Provided data
....................
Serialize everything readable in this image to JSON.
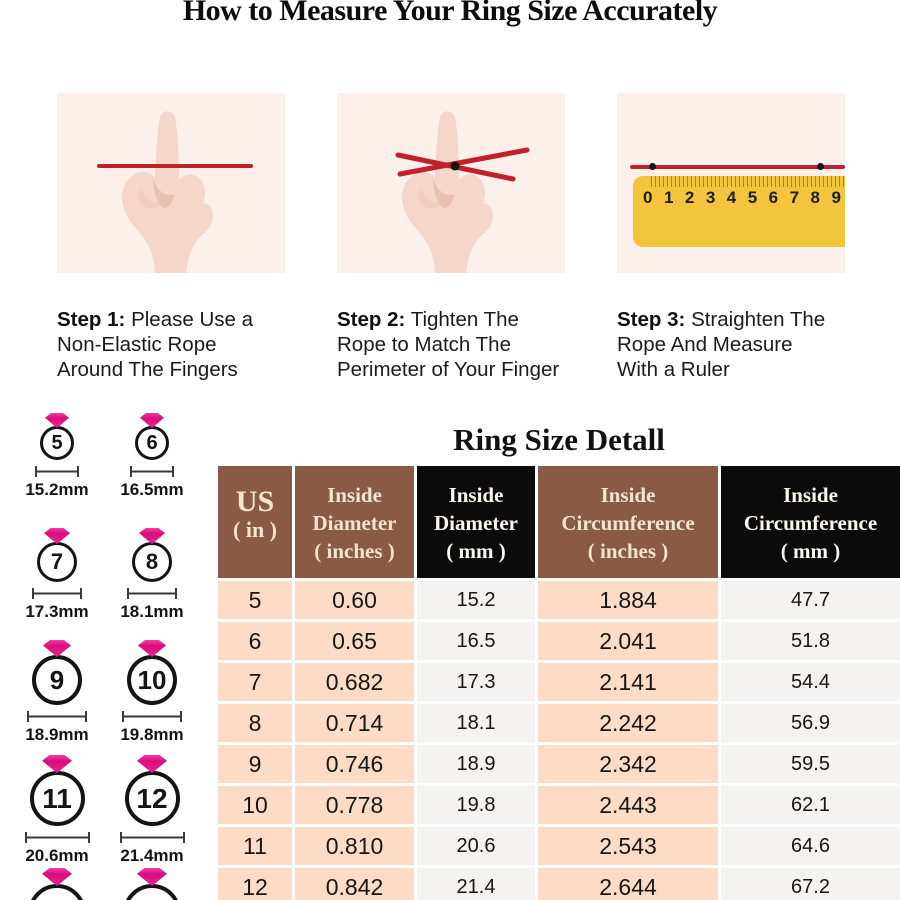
{
  "page": {
    "title": "How to Measure Your Ring Size Accurately"
  },
  "steps": [
    {
      "label": "Step 1:",
      "text": "Please Use a\nNon-Elastic Rope\nAround The Fingers",
      "illustration": "hand-with-rope-straight"
    },
    {
      "label": "Step 2:",
      "text": "Tighten The\nRope to Match The\nPerimeter of Your Finger",
      "illustration": "hand-with-rope-crossed"
    },
    {
      "label": "Step 3:",
      "text": "Straighten The\nRope And Measure\nWith a Ruler",
      "illustration": "rope-on-ruler"
    }
  ],
  "ruler": {
    "numbers": [
      "0",
      "1",
      "2",
      "3",
      "4",
      "5",
      "6",
      "7",
      "8",
      "9"
    ]
  },
  "ring_chart": {
    "items": [
      {
        "size": "5",
        "diameter_label": "15.2mm"
      },
      {
        "size": "6",
        "diameter_label": "16.5mm"
      },
      {
        "size": "7",
        "diameter_label": "17.3mm"
      },
      {
        "size": "8",
        "diameter_label": "18.1mm"
      },
      {
        "size": "9",
        "diameter_label": "18.9mm"
      },
      {
        "size": "10",
        "diameter_label": "19.8mm"
      },
      {
        "size": "11",
        "diameter_label": "20.6mm"
      },
      {
        "size": "12",
        "diameter_label": "21.4mm"
      },
      {
        "size": "",
        "diameter_label": ""
      },
      {
        "size": "",
        "diameter_label": ""
      }
    ]
  },
  "table": {
    "title": "Ring Size Detall",
    "headers": [
      "US\n( in )",
      "Inside\nDiameter\n( inches )",
      "Inside\nDiameter\n( mm )",
      "Inside\nCircumference\n( inches )",
      "Inside\nCircumference\n( mm )"
    ],
    "rows": [
      [
        "5",
        "0.60",
        "15.2",
        "1.884",
        "47.7"
      ],
      [
        "6",
        "0.65",
        "16.5",
        "2.041",
        "51.8"
      ],
      [
        "7",
        "0.682",
        "17.3",
        "2.141",
        "54.4"
      ],
      [
        "8",
        "0.714",
        "18.1",
        "2.242",
        "56.9"
      ],
      [
        "9",
        "0.746",
        "18.9",
        "2.342",
        "59.5"
      ],
      [
        "10",
        "0.778",
        "19.8",
        "2.443",
        "62.1"
      ],
      [
        "11",
        "0.810",
        "20.6",
        "2.543",
        "64.6"
      ],
      [
        "12",
        "0.842",
        "21.4",
        "2.644",
        "67.2"
      ]
    ]
  },
  "colors": {
    "header_brown": "#8a5a46",
    "header_black": "#0b0b0b",
    "cell_peach": "#fcdcc6",
    "cell_light": "#f4f3f1",
    "step_background": "#fdf0ea",
    "rope_red": "#c1212a",
    "ruler_yellow": "#f2c53d",
    "gem_pink": "#e8148a"
  }
}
....................
Exercise
Output all of the entries verbatim, leaving out any images.

Complete output
Serialize everything readable in this image to JSON.
{
  "page": {
    "title": "How to Measure Your Ring Size Accurately"
  },
  "steps": [
    {
      "label": "Step 1:",
      "text": "Please Use a\nNon-Elastic Rope\nAround The Fingers",
      "illustration": "hand-with-rope-straight"
    },
    {
      "label": "Step 2:",
      "text": "Tighten The\nRope to Match The\nPerimeter of Your Finger",
      "illustration": "hand-with-rope-crossed"
    },
    {
      "label": "Step 3:",
      "text": "Straighten The\nRope And Measure\nWith a Ruler",
      "illustration": "rope-on-ruler"
    }
  ],
  "ruler": {
    "numbers": [
      "0",
      "1",
      "2",
      "3",
      "4",
      "5",
      "6",
      "7",
      "8",
      "9"
    ]
  },
  "ring_chart": {
    "items": [
      {
        "size": "5",
        "diameter_label": "15.2mm"
      },
      {
        "size": "6",
        "diameter_label": "16.5mm"
      },
      {
        "size": "7",
        "diameter_label": "17.3mm"
      },
      {
        "size": "8",
        "diameter_label": "18.1mm"
      },
      {
        "size": "9",
        "diameter_label": "18.9mm"
      },
      {
        "size": "10",
        "diameter_label": "19.8mm"
      },
      {
        "size": "11",
        "diameter_label": "20.6mm"
      },
      {
        "size": "12",
        "diameter_label": "21.4mm"
      },
      {
        "size": "",
        "diameter_label": ""
      },
      {
        "size": "",
        "diameter_label": ""
      }
    ]
  },
  "table": {
    "title": "Ring Size Detall",
    "headers": [
      "US\n( in )",
      "Inside\nDiameter\n( inches )",
      "Inside\nDiameter\n( mm )",
      "Inside\nCircumference\n( inches )",
      "Inside\nCircumference\n( mm )"
    ],
    "rows": [
      [
        "5",
        "0.60",
        "15.2",
        "1.884",
        "47.7"
      ],
      [
        "6",
        "0.65",
        "16.5",
        "2.041",
        "51.8"
      ],
      [
        "7",
        "0.682",
        "17.3",
        "2.141",
        "54.4"
      ],
      [
        "8",
        "0.714",
        "18.1",
        "2.242",
        "56.9"
      ],
      [
        "9",
        "0.746",
        "18.9",
        "2.342",
        "59.5"
      ],
      [
        "10",
        "0.778",
        "19.8",
        "2.443",
        "62.1"
      ],
      [
        "11",
        "0.810",
        "20.6",
        "2.543",
        "64.6"
      ],
      [
        "12",
        "0.842",
        "21.4",
        "2.644",
        "67.2"
      ]
    ]
  },
  "colors": {
    "header_brown": "#8a5a46",
    "header_black": "#0b0b0b",
    "cell_peach": "#fcdcc6",
    "cell_light": "#f4f3f1",
    "step_background": "#fdf0ea",
    "rope_red": "#c1212a",
    "ruler_yellow": "#f2c53d",
    "gem_pink": "#e8148a"
  }
}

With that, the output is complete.